Records excerpted from a collection:
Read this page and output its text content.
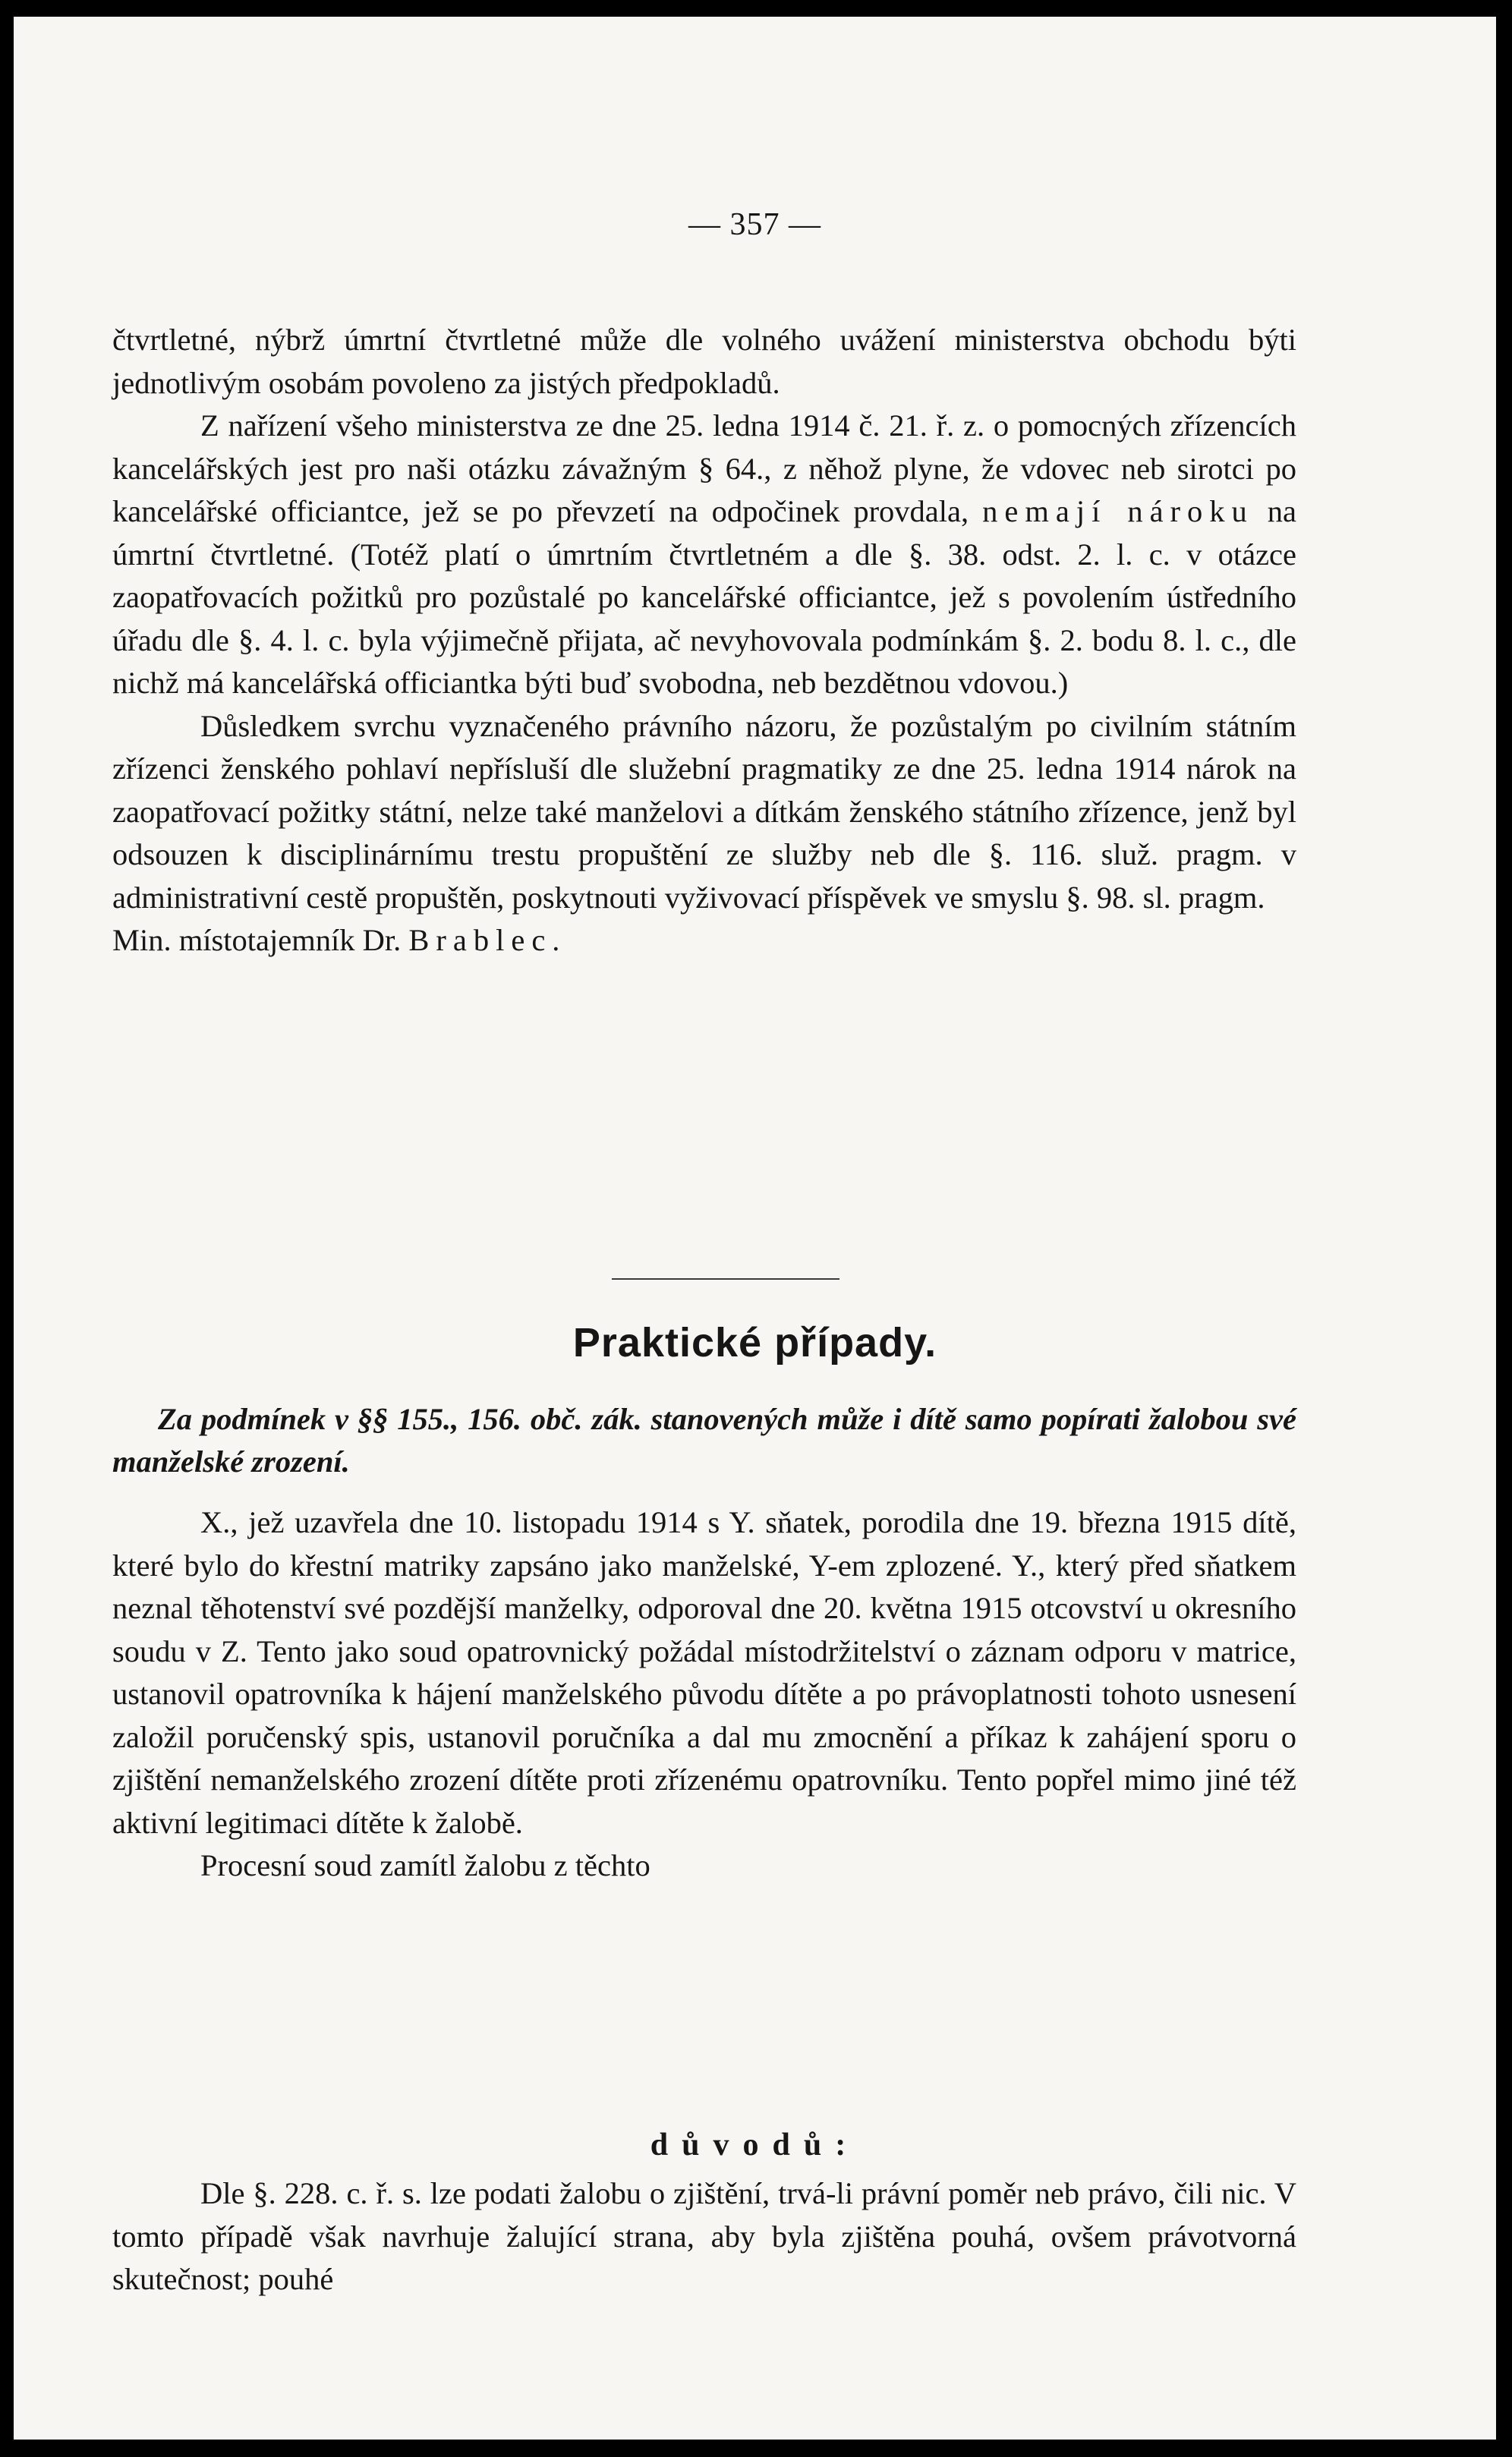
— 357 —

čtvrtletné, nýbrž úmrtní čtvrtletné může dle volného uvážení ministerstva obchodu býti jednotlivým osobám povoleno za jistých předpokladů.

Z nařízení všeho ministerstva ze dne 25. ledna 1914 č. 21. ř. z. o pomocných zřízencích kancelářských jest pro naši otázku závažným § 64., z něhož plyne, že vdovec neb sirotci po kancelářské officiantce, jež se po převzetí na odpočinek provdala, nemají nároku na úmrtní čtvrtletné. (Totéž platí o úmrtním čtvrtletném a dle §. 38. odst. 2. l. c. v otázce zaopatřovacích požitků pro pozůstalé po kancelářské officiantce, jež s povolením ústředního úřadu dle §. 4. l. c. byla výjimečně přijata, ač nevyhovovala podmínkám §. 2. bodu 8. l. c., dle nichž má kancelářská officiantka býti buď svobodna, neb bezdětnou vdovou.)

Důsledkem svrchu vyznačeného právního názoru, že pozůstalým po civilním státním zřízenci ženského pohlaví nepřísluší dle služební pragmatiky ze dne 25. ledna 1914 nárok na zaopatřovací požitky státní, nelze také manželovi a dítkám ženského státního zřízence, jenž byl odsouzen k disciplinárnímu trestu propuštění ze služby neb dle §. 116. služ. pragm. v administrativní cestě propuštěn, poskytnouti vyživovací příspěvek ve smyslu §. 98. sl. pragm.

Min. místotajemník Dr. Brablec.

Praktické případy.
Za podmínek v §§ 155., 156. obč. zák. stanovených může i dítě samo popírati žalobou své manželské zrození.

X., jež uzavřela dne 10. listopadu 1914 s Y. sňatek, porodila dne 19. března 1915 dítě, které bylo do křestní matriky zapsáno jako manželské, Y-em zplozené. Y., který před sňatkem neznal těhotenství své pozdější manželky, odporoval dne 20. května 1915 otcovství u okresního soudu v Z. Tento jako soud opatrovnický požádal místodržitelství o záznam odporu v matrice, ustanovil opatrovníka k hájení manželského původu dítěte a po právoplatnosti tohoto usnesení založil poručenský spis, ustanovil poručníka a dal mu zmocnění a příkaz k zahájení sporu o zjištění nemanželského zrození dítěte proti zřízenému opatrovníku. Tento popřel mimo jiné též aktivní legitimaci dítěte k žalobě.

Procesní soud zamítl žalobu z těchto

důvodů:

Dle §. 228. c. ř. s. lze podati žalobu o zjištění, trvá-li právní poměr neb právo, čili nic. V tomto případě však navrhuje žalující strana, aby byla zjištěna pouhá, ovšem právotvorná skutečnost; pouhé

__WORK INSTRUCTIONS__: In the entries above, how many lines contain the word "může"? Answer with the number only.

__TASK OUTPUT__: 2